▸ **WHAT YOU SHOULD DO**:
Reproduce the listing below character for character; drop every image.

▸ **RECORDS FOR PROCESSING**:

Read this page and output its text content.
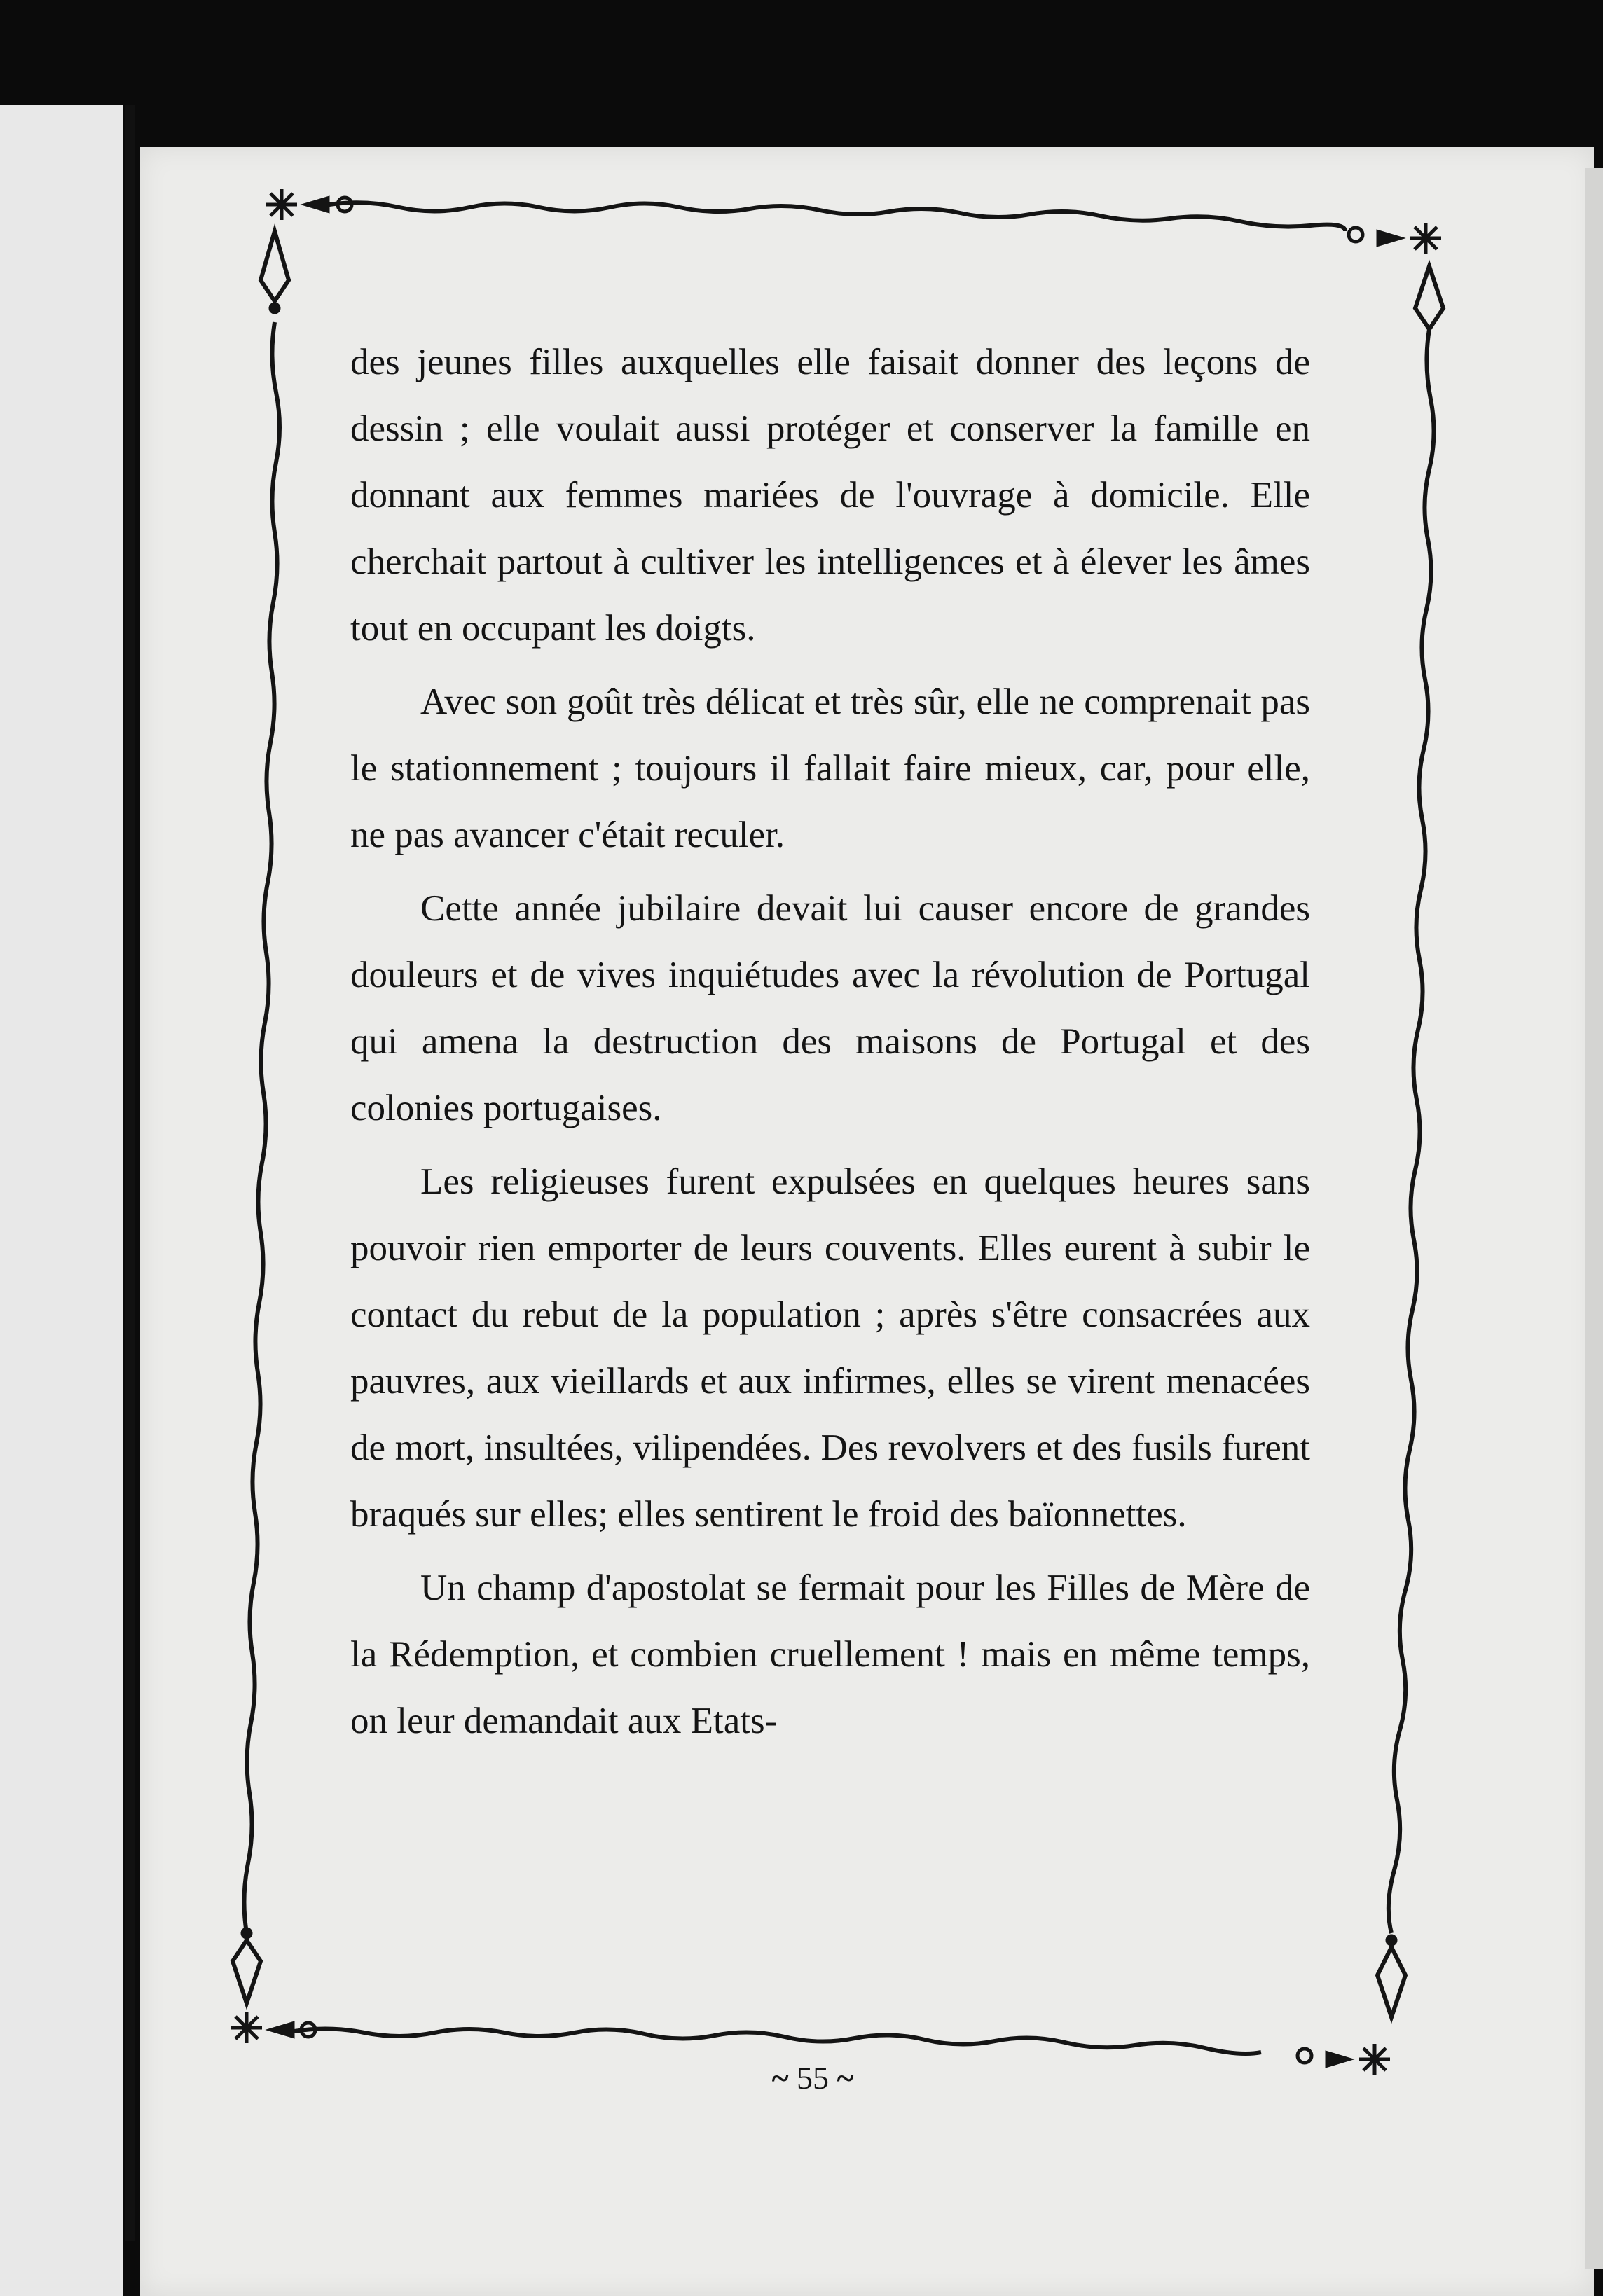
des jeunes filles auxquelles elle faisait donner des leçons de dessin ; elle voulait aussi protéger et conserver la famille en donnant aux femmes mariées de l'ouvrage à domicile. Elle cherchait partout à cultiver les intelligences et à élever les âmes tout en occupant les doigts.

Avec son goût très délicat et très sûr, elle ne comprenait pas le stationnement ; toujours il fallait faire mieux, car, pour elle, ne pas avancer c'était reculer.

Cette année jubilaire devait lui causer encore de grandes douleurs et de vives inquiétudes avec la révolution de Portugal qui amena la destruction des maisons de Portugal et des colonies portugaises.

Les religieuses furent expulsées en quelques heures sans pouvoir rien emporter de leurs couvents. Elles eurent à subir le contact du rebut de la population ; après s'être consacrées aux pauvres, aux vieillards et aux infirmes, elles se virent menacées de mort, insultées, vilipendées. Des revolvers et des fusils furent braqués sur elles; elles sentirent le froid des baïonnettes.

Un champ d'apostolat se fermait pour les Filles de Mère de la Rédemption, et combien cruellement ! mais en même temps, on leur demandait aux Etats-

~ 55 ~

▸ **EXERCISE RESULT**:
Read this page and output its text content.
des jeunes filles auxquelles elle faisait donner des leçons de dessin ; elle voulait aussi protéger et conserver la famille en donnant aux femmes mariées de l'ouvrage à domicile. Elle cherchait partout à cultiver les intelligences et à élever les âmes tout en occupant les doigts.

Avec son goût très délicat et très sûr, elle ne comprenait pas le stationnement ; toujours il fallait faire mieux, car, pour elle, ne pas avancer c'était reculer.

Cette année jubilaire devait lui causer encore de grandes douleurs et de vives inquiétudes avec la révolution de Portugal qui amena la destruction des maisons de Portugal et des colonies portugaises.

Les religieuses furent expulsées en quelques heures sans pouvoir rien emporter de leurs couvents. Elles eurent à subir le contact du rebut de la population ; après s'être consacrées aux pauvres, aux vieillards et aux infirmes, elles se virent menacées de mort, insultées, vilipendées. Des revolvers et des fusils furent braqués sur elles; elles sentirent le froid des baïonnettes.

Un champ d'apostolat se fermait pour les Filles de Mère de la Rédemption, et combien cruellement ! mais en même temps, on leur demandait aux Etats-

~ 55 ~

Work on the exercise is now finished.